WORK TO BE COMPLETED – Every record here should be printed again exactly.

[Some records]
---*---

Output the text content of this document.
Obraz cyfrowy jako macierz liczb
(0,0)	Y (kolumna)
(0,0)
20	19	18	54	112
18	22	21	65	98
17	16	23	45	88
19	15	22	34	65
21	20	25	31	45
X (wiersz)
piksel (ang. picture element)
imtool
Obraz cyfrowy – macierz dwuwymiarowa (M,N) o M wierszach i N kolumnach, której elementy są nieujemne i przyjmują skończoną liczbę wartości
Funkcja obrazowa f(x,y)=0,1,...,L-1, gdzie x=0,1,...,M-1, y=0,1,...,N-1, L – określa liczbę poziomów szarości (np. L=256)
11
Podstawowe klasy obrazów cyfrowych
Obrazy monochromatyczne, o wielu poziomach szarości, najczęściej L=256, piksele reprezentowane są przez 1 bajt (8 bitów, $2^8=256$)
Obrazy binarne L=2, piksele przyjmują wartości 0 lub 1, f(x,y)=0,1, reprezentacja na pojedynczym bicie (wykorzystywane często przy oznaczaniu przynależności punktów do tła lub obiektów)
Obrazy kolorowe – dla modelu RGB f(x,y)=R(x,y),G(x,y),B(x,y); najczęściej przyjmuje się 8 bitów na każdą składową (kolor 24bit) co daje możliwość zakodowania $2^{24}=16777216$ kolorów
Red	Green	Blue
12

---*---

OUTPUT OF THE TASK –
Output the text content of this document.
Obraz cyfrowy jako macierz liczb
(0,0)	Y (kolumna)
(0,0)
20	19	18	54	112
18	22	21	65	98
17	16	23	45	88
19	15	22	34	65
21	20	25	31	45
X (wiersz)
piksel (ang. picture element)
imtool
Obraz cyfrowy – macierz dwuwymiarowa (M,N) o M wierszach i N kolumnach, której elementy są nieujemne i przyjmują skończoną liczbę wartości
Funkcja obrazowa f(x,y)=0,1,...,L-1, gdzie x=0,1,...,M-1, y=0,1,...,N-1, L – określa liczbę poziomów szarości (np. L=256)
11
Podstawowe klasy obrazów cyfrowych
Obrazy monochromatyczne, o wielu poziomach szarości, najczęściej L=256, piksele reprezentowane są przez 1 bajt (8 bitów, $2^8=256$)
Obrazy binarne L=2, piksele przyjmują wartości 0 lub 1, f(x,y)=0,1, reprezentacja na pojedynczym bicie (wykorzystywane często przy oznaczaniu przynależności punktów do tła lub obiektów)
Obrazy kolorowe – dla modelu RGB f(x,y)=R(x,y),G(x,y),B(x,y); najczęściej przyjmuje się 8 bitów na każdą składową (kolor 24bit) co daje możliwość zakodowania $2^{24}=16777216$ kolorów
Red	Green	Blue
12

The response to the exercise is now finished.